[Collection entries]

= = = =

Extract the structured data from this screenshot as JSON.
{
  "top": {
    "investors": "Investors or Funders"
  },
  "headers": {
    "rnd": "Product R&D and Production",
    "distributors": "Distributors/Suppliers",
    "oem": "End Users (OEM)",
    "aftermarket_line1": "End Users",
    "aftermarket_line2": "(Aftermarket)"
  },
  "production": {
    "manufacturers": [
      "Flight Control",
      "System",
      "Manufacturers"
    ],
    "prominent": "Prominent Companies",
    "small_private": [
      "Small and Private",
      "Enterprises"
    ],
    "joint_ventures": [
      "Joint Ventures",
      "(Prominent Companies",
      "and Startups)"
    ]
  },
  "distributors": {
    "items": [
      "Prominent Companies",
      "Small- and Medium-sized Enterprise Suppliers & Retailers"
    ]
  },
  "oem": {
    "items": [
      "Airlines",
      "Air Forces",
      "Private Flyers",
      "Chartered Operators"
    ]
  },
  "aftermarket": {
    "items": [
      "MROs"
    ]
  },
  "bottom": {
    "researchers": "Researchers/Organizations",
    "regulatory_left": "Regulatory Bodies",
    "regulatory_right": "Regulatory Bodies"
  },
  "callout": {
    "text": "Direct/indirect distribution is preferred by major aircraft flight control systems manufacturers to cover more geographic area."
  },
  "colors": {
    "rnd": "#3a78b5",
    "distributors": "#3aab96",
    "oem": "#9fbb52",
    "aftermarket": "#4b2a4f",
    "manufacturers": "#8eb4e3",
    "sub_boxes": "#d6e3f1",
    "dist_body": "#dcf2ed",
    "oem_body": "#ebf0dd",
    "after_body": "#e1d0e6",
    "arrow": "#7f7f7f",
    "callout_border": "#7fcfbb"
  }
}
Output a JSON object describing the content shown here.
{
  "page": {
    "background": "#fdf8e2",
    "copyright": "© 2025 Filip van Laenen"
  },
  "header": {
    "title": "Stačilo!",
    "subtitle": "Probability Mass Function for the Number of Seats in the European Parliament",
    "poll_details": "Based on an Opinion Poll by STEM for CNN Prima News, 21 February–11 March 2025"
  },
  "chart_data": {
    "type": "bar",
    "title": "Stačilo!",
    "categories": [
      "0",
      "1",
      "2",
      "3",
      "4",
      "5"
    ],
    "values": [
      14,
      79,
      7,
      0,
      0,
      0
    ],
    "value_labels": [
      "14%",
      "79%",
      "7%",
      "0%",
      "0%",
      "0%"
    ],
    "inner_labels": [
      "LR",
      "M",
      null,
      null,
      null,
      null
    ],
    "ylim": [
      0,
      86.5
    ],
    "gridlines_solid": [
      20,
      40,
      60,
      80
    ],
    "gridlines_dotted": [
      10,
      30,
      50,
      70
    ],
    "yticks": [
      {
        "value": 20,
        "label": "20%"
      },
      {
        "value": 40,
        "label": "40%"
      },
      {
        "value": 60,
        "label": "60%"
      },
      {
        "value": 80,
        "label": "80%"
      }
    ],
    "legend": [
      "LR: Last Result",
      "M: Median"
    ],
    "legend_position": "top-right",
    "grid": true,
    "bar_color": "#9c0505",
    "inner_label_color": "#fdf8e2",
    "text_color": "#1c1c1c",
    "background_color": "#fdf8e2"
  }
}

= = = =

▶ [Problem description]: Exactly reproduce the material above.

▶ [Exercise answer]:
Extract the structured data from this screenshot as JSON.
{
  "top": {
    "investors": "Investors or Funders"
  },
  "headers": {
    "rnd": "Product R&D and Production",
    "distributors": "Distributors/Suppliers",
    "oem": "End Users (OEM)",
    "aftermarket_line1": "End Users",
    "aftermarket_line2": "(Aftermarket)"
  },
  "production": {
    "manufacturers": [
      "Flight Control",
      "System",
      "Manufacturers"
    ],
    "prominent": "Prominent Companies",
    "small_private": [
      "Small and Private",
      "Enterprises"
    ],
    "joint_ventures": [
      "Joint Ventures",
      "(Prominent Companies",
      "and Startups)"
    ]
  },
  "distributors": {
    "items": [
      "Prominent Companies",
      "Small- and Medium-sized Enterprise Suppliers & Retailers"
    ]
  },
  "oem": {
    "items": [
      "Airlines",
      "Air Forces",
      "Private Flyers",
      "Chartered Operators"
    ]
  },
  "aftermarket": {
    "items": [
      "MROs"
    ]
  },
  "bottom": {
    "researchers": "Researchers/Organizations",
    "regulatory_left": "Regulatory Bodies",
    "regulatory_right": "Regulatory Bodies"
  },
  "callout": {
    "text": "Direct/indirect distribution is preferred by major aircraft flight control systems manufacturers to cover more geographic area."
  },
  "colors": {
    "rnd": "#3a78b5",
    "distributors": "#3aab96",
    "oem": "#9fbb52",
    "aftermarket": "#4b2a4f",
    "manufacturers": "#8eb4e3",
    "sub_boxes": "#d6e3f1",
    "dist_body": "#dcf2ed",
    "oem_body": "#ebf0dd",
    "after_body": "#e1d0e6",
    "arrow": "#7f7f7f",
    "callout_border": "#7fcfbb"
  }
}
Output a JSON object describing the content shown here.
{
  "page": {
    "background": "#fdf8e2",
    "copyright": "© 2025 Filip van Laenen"
  },
  "header": {
    "title": "Stačilo!",
    "subtitle": "Probability Mass Function for the Number of Seats in the European Parliament",
    "poll_details": "Based on an Opinion Poll by STEM for CNN Prima News, 21 February–11 March 2025"
  },
  "chart_data": {
    "type": "bar",
    "title": "Stačilo!",
    "categories": [
      "0",
      "1",
      "2",
      "3",
      "4",
      "5"
    ],
    "values": [
      14,
      79,
      7,
      0,
      0,
      0
    ],
    "value_labels": [
      "14%",
      "79%",
      "7%",
      "0%",
      "0%",
      "0%"
    ],
    "inner_labels": [
      "LR",
      "M",
      null,
      null,
      null,
      null
    ],
    "ylim": [
      0,
      86.5
    ],
    "gridlines_solid": [
      20,
      40,
      60,
      80
    ],
    "gridlines_dotted": [
      10,
      30,
      50,
      70
    ],
    "yticks": [
      {
        "value": 20,
        "label": "20%"
      },
      {
        "value": 40,
        "label": "40%"
      },
      {
        "value": 60,
        "label": "60%"
      },
      {
        "value": 80,
        "label": "80%"
      }
    ],
    "legend": [
      "LR: Last Result",
      "M: Median"
    ],
    "legend_position": "top-right",
    "grid": true,
    "bar_color": "#9c0505",
    "inner_label_color": "#fdf8e2",
    "text_color": "#1c1c1c",
    "background_color": "#fdf8e2"
  }
}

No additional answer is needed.